> _TASK DIRECTIONS_
Gather up all lines that carry the word "value".

> _MATERIAL SUPPLIED_
----------

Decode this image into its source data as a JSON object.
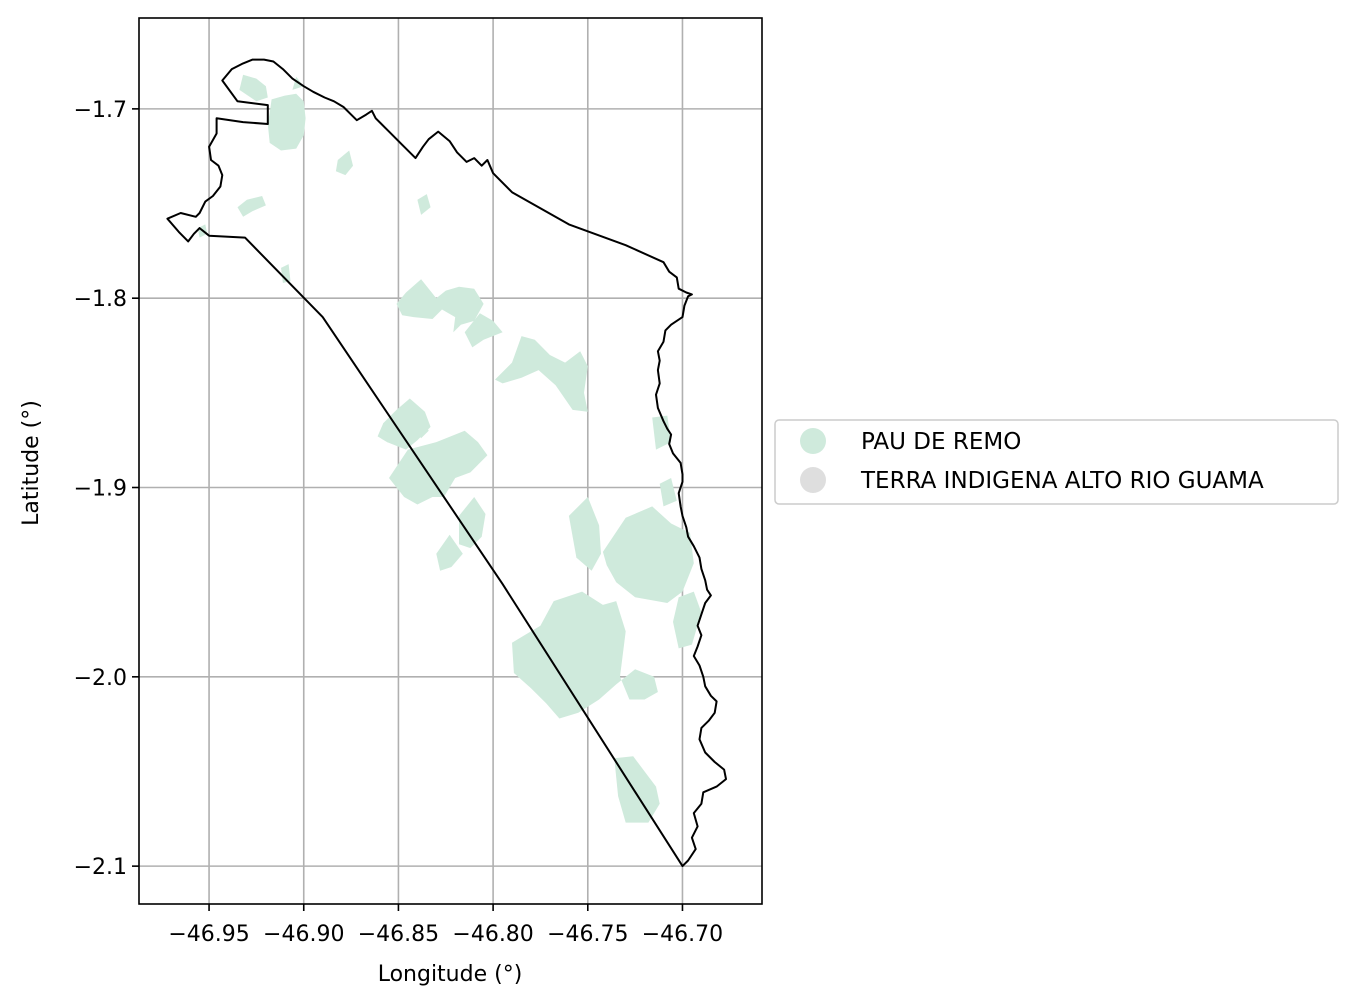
{
  "chart_data": {
    "type": "map",
    "xlabel": "Longitude (°)",
    "ylabel": "Latitude (°)",
    "xlim": [
      -46.987,
      -46.658
    ],
    "ylim": [
      -2.12,
      -1.652
    ],
    "grid": true,
    "x_ticks": [
      {
        "value": -46.95,
        "label": "−46.95"
      },
      {
        "value": -46.9,
        "label": "−46.90"
      },
      {
        "value": -46.85,
        "label": "−46.85"
      },
      {
        "value": -46.8,
        "label": "−46.80"
      },
      {
        "value": -46.75,
        "label": "−46.75"
      },
      {
        "value": -46.7,
        "label": "−46.70"
      }
    ],
    "y_ticks": [
      {
        "value": -1.7,
        "label": "−1.7"
      },
      {
        "value": -1.8,
        "label": "−1.8"
      },
      {
        "value": -1.9,
        "label": "−1.9"
      },
      {
        "value": -2.0,
        "label": "−2.0"
      },
      {
        "value": -2.1,
        "label": "−2.1"
      }
    ],
    "legend": {
      "placement": "center-left outside",
      "entries": [
        {
          "label": "PAU DE REMO",
          "color": "#cfeadc"
        },
        {
          "label": "TERRA INDIGENA ALTO RIO GUAMA",
          "color": "#dedede"
        }
      ]
    },
    "boundary": {
      "stroke": "#000000",
      "coords": [
        [
          -46.943,
          -1.685
        ],
        [
          -46.938,
          -1.679
        ],
        [
          -46.932,
          -1.676
        ],
        [
          -46.927,
          -1.674
        ],
        [
          -46.921,
          -1.674
        ],
        [
          -46.916,
          -1.675
        ],
        [
          -46.911,
          -1.679
        ],
        [
          -46.906,
          -1.684
        ],
        [
          -46.9,
          -1.688
        ],
        [
          -46.895,
          -1.691
        ],
        [
          -46.889,
          -1.694
        ],
        [
          -46.884,
          -1.696
        ],
        [
          -46.879,
          -1.699
        ],
        [
          -46.875,
          -1.703
        ],
        [
          -46.872,
          -1.706
        ],
        [
          -46.867,
          -1.703
        ],
        [
          -46.864,
          -1.701
        ],
        [
          -46.862,
          -1.705
        ],
        [
          -46.855,
          -1.712
        ],
        [
          -46.848,
          -1.719
        ],
        [
          -46.841,
          -1.726
        ],
        [
          -46.837,
          -1.72
        ],
        [
          -46.834,
          -1.716
        ],
        [
          -46.829,
          -1.712
        ],
        [
          -46.823,
          -1.717
        ],
        [
          -46.819,
          -1.723
        ],
        [
          -46.814,
          -1.728
        ],
        [
          -46.81,
          -1.726
        ],
        [
          -46.806,
          -1.73
        ],
        [
          -46.803,
          -1.727
        ],
        [
          -46.8,
          -1.734
        ],
        [
          -46.79,
          -1.744
        ],
        [
          -46.76,
          -1.761
        ],
        [
          -46.73,
          -1.772
        ],
        [
          -46.71,
          -1.781
        ],
        [
          -46.707,
          -1.786
        ],
        [
          -46.703,
          -1.789
        ],
        [
          -46.702,
          -1.795
        ],
        [
          -46.698,
          -1.797
        ],
        [
          -46.695,
          -1.798
        ],
        [
          -46.697,
          -1.799
        ],
        [
          -46.699,
          -1.804
        ],
        [
          -46.7,
          -1.81
        ],
        [
          -46.706,
          -1.814
        ],
        [
          -46.709,
          -1.817
        ],
        [
          -46.71,
          -1.823
        ],
        [
          -46.713,
          -1.828
        ],
        [
          -46.712,
          -1.833
        ],
        [
          -46.713,
          -1.838
        ],
        [
          -46.712,
          -1.845
        ],
        [
          -46.714,
          -1.851
        ],
        [
          -46.713,
          -1.858
        ],
        [
          -46.71,
          -1.865
        ],
        [
          -46.708,
          -1.869
        ],
        [
          -46.706,
          -1.872
        ],
        [
          -46.707,
          -1.877
        ],
        [
          -46.705,
          -1.882
        ],
        [
          -46.701,
          -1.887
        ],
        [
          -46.7,
          -1.893
        ],
        [
          -46.7,
          -1.897
        ],
        [
          -46.702,
          -1.903
        ],
        [
          -46.701,
          -1.91
        ],
        [
          -46.7,
          -1.915
        ],
        [
          -46.698,
          -1.921
        ],
        [
          -46.697,
          -1.926
        ],
        [
          -46.694,
          -1.931
        ],
        [
          -46.691,
          -1.937
        ],
        [
          -46.69,
          -1.943
        ],
        [
          -46.688,
          -1.949
        ],
        [
          -46.687,
          -1.954
        ],
        [
          -46.685,
          -1.957
        ],
        [
          -46.688,
          -1.961
        ],
        [
          -46.69,
          -1.967
        ],
        [
          -46.692,
          -1.973
        ],
        [
          -46.69,
          -1.978
        ],
        [
          -46.692,
          -1.984
        ],
        [
          -46.694,
          -1.989
        ],
        [
          -46.691,
          -1.994
        ],
        [
          -46.689,
          -2.0
        ],
        [
          -46.688,
          -2.005
        ],
        [
          -46.685,
          -2.01
        ],
        [
          -46.682,
          -2.013
        ],
        [
          -46.683,
          -2.019
        ],
        [
          -46.686,
          -2.023
        ],
        [
          -46.69,
          -2.027
        ],
        [
          -46.691,
          -2.033
        ],
        [
          -46.688,
          -2.04
        ],
        [
          -46.683,
          -2.045
        ],
        [
          -46.678,
          -2.049
        ],
        [
          -46.677,
          -2.054
        ],
        [
          -46.682,
          -2.058
        ],
        [
          -46.689,
          -2.061
        ],
        [
          -46.69,
          -2.067
        ],
        [
          -46.694,
          -2.072
        ],
        [
          -46.692,
          -2.079
        ],
        [
          -46.695,
          -2.085
        ],
        [
          -46.693,
          -2.091
        ],
        [
          -46.697,
          -2.097
        ],
        [
          -46.7,
          -2.1
        ],
        [
          -46.795,
          -1.951
        ],
        [
          -46.89,
          -1.81
        ],
        [
          -46.931,
          -1.768
        ],
        [
          -46.95,
          -1.767
        ],
        [
          -46.955,
          -1.763
        ],
        [
          -46.958,
          -1.766
        ],
        [
          -46.961,
          -1.77
        ],
        [
          -46.966,
          -1.765
        ],
        [
          -46.972,
          -1.758
        ],
        [
          -46.965,
          -1.755
        ],
        [
          -46.957,
          -1.757
        ],
        [
          -46.955,
          -1.755
        ],
        [
          -46.952,
          -1.749
        ],
        [
          -46.948,
          -1.746
        ],
        [
          -46.944,
          -1.741
        ],
        [
          -46.943,
          -1.735
        ],
        [
          -46.945,
          -1.73
        ],
        [
          -46.949,
          -1.727
        ],
        [
          -46.95,
          -1.72
        ],
        [
          -46.946,
          -1.713
        ],
        [
          -46.946,
          -1.705
        ],
        [
          -46.932,
          -1.707
        ],
        [
          -46.919,
          -1.708
        ],
        [
          -46.919,
          -1.698
        ],
        [
          -46.935,
          -1.696
        ],
        [
          -46.943,
          -1.685
        ]
      ]
    },
    "pau_de_remo_patches": [
      [
        [
          -46.9,
          -1.696
        ],
        [
          -46.904,
          -1.692
        ],
        [
          -46.91,
          -1.693
        ],
        [
          -46.917,
          -1.695
        ],
        [
          -46.918,
          -1.702
        ],
        [
          -46.919,
          -1.708
        ],
        [
          -46.918,
          -1.718
        ],
        [
          -46.912,
          -1.722
        ],
        [
          -46.904,
          -1.721
        ],
        [
          -46.9,
          -1.714
        ],
        [
          -46.899,
          -1.705
        ]
      ],
      [
        [
          -46.92,
          -1.688
        ],
        [
          -46.925,
          -1.684
        ],
        [
          -46.932,
          -1.682
        ],
        [
          -46.934,
          -1.69
        ],
        [
          -46.925,
          -1.696
        ],
        [
          -46.919,
          -1.694
        ]
      ],
      [
        [
          -46.9,
          -1.688
        ],
        [
          -46.904,
          -1.683
        ],
        [
          -46.906,
          -1.69
        ]
      ],
      [
        [
          -46.882,
          -1.727
        ],
        [
          -46.876,
          -1.722
        ],
        [
          -46.874,
          -1.73
        ],
        [
          -46.878,
          -1.735
        ],
        [
          -46.883,
          -1.733
        ]
      ],
      [
        [
          -46.935,
          -1.752
        ],
        [
          -46.93,
          -1.748
        ],
        [
          -46.922,
          -1.746
        ],
        [
          -46.92,
          -1.751
        ],
        [
          -46.927,
          -1.754
        ],
        [
          -46.932,
          -1.757
        ]
      ],
      [
        [
          -46.912,
          -1.784
        ],
        [
          -46.908,
          -1.782
        ],
        [
          -46.907,
          -1.791
        ],
        [
          -46.911,
          -1.792
        ]
      ],
      [
        [
          -46.84,
          -1.748
        ],
        [
          -46.835,
          -1.745
        ],
        [
          -46.833,
          -1.752
        ],
        [
          -46.838,
          -1.756
        ]
      ],
      [
        [
          -46.851,
          -1.803
        ],
        [
          -46.846,
          -1.797
        ],
        [
          -46.838,
          -1.79
        ],
        [
          -46.83,
          -1.8
        ],
        [
          -46.825,
          -1.796
        ],
        [
          -46.818,
          -1.794
        ],
        [
          -46.81,
          -1.795
        ],
        [
          -46.805,
          -1.803
        ],
        [
          -46.81,
          -1.812
        ],
        [
          -46.817,
          -1.814
        ],
        [
          -46.821,
          -1.818
        ],
        [
          -46.82,
          -1.81
        ],
        [
          -46.827,
          -1.806
        ],
        [
          -46.832,
          -1.811
        ],
        [
          -46.842,
          -1.81
        ],
        [
          -46.848,
          -1.809
        ]
      ],
      [
        [
          -46.815,
          -1.818
        ],
        [
          -46.807,
          -1.808
        ],
        [
          -46.8,
          -1.812
        ],
        [
          -46.795,
          -1.818
        ],
        [
          -46.805,
          -1.822
        ],
        [
          -46.811,
          -1.826
        ]
      ],
      [
        [
          -46.79,
          -1.834
        ],
        [
          -46.785,
          -1.82
        ],
        [
          -46.778,
          -1.822
        ],
        [
          -46.77,
          -1.83
        ],
        [
          -46.762,
          -1.834
        ],
        [
          -46.754,
          -1.828
        ],
        [
          -46.75,
          -1.836
        ],
        [
          -46.752,
          -1.85
        ],
        [
          -46.75,
          -1.86
        ],
        [
          -46.758,
          -1.859
        ],
        [
          -46.767,
          -1.846
        ],
        [
          -46.776,
          -1.838
        ],
        [
          -46.785,
          -1.842
        ],
        [
          -46.795,
          -1.845
        ],
        [
          -46.799,
          -1.843
        ]
      ],
      [
        [
          -46.858,
          -1.866
        ],
        [
          -46.851,
          -1.859
        ],
        [
          -46.844,
          -1.853
        ],
        [
          -46.836,
          -1.86
        ],
        [
          -46.833,
          -1.868
        ],
        [
          -46.84,
          -1.875
        ],
        [
          -46.846,
          -1.88
        ],
        [
          -46.856,
          -1.876
        ],
        [
          -46.861,
          -1.873
        ]
      ],
      [
        [
          -46.855,
          -1.895
        ],
        [
          -46.845,
          -1.88
        ],
        [
          -46.83,
          -1.876
        ],
        [
          -46.815,
          -1.87
        ],
        [
          -46.808,
          -1.876
        ],
        [
          -46.803,
          -1.883
        ],
        [
          -46.812,
          -1.892
        ],
        [
          -46.82,
          -1.895
        ],
        [
          -46.826,
          -1.905
        ],
        [
          -46.832,
          -1.905
        ],
        [
          -46.84,
          -1.909
        ],
        [
          -46.847,
          -1.905
        ]
      ],
      [
        [
          -46.818,
          -1.915
        ],
        [
          -46.81,
          -1.905
        ],
        [
          -46.804,
          -1.914
        ],
        [
          -46.806,
          -1.926
        ],
        [
          -46.812,
          -1.932
        ],
        [
          -46.818,
          -1.93
        ]
      ],
      [
        [
          -46.83,
          -1.935
        ],
        [
          -46.823,
          -1.925
        ],
        [
          -46.816,
          -1.935
        ],
        [
          -46.822,
          -1.942
        ],
        [
          -46.828,
          -1.944
        ]
      ],
      [
        [
          -46.76,
          -1.915
        ],
        [
          -46.75,
          -1.905
        ],
        [
          -46.744,
          -1.92
        ],
        [
          -46.743,
          -1.935
        ],
        [
          -46.748,
          -1.944
        ],
        [
          -46.756,
          -1.937
        ]
      ],
      [
        [
          -46.742,
          -1.934
        ],
        [
          -46.73,
          -1.916
        ],
        [
          -46.716,
          -1.91
        ],
        [
          -46.706,
          -1.919
        ],
        [
          -46.696,
          -1.924
        ],
        [
          -46.694,
          -1.94
        ],
        [
          -46.7,
          -1.955
        ],
        [
          -46.708,
          -1.961
        ],
        [
          -46.725,
          -1.958
        ],
        [
          -46.735,
          -1.95
        ],
        [
          -46.74,
          -1.941
        ]
      ],
      [
        [
          -46.702,
          -1.958
        ],
        [
          -46.694,
          -1.955
        ],
        [
          -46.69,
          -1.966
        ],
        [
          -46.695,
          -1.983
        ],
        [
          -46.702,
          -1.985
        ],
        [
          -46.705,
          -1.971
        ]
      ],
      [
        [
          -46.79,
          -1.982
        ],
        [
          -46.775,
          -1.973
        ],
        [
          -46.768,
          -1.96
        ],
        [
          -46.753,
          -1.955
        ],
        [
          -46.742,
          -1.962
        ],
        [
          -46.735,
          -1.96
        ],
        [
          -46.73,
          -1.976
        ],
        [
          -46.733,
          -2.0
        ],
        [
          -46.728,
          -2.012
        ],
        [
          -46.72,
          -2.012
        ],
        [
          -46.713,
          -2.008
        ],
        [
          -46.715,
          -2.0
        ],
        [
          -46.725,
          -1.996
        ],
        [
          -46.735,
          -2.004
        ],
        [
          -46.744,
          -2.012
        ],
        [
          -46.755,
          -2.019
        ],
        [
          -46.765,
          -2.022
        ],
        [
          -46.772,
          -2.014
        ],
        [
          -46.78,
          -2.006
        ],
        [
          -46.789,
          -1.998
        ]
      ],
      [
        [
          -46.736,
          -2.043
        ],
        [
          -46.726,
          -2.042
        ],
        [
          -46.714,
          -2.058
        ],
        [
          -46.712,
          -2.067
        ],
        [
          -46.718,
          -2.077
        ],
        [
          -46.73,
          -2.077
        ],
        [
          -46.734,
          -2.063
        ]
      ],
      [
        [
          -46.716,
          -1.863
        ],
        [
          -46.708,
          -1.862
        ],
        [
          -46.706,
          -1.876
        ],
        [
          -46.714,
          -1.88
        ]
      ],
      [
        [
          -46.712,
          -1.898
        ],
        [
          -46.706,
          -1.895
        ],
        [
          -46.703,
          -1.907
        ],
        [
          -46.71,
          -1.91
        ]
      ],
      [
        [
          -46.842,
          -1.868
        ],
        [
          -46.838,
          -1.862
        ],
        [
          -46.834,
          -1.87
        ],
        [
          -46.838,
          -1.874
        ]
      ],
      [
        [
          -46.956,
          -1.763
        ],
        [
          -46.952,
          -1.761
        ],
        [
          -46.951,
          -1.766
        ],
        [
          -46.955,
          -1.768
        ]
      ]
    ]
  }
}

----------

> _PROBLEM SOLUTION_
        "value": -46.95,
        "value": -46.9,
        "value": -46.85,
        "value": -46.8,
        "value": -46.75,
        "value": -46.7,
        "value": -1.7,
        "value": -1.8,
        "value": -1.9,
        "value": -2.0,
        "value": -2.1,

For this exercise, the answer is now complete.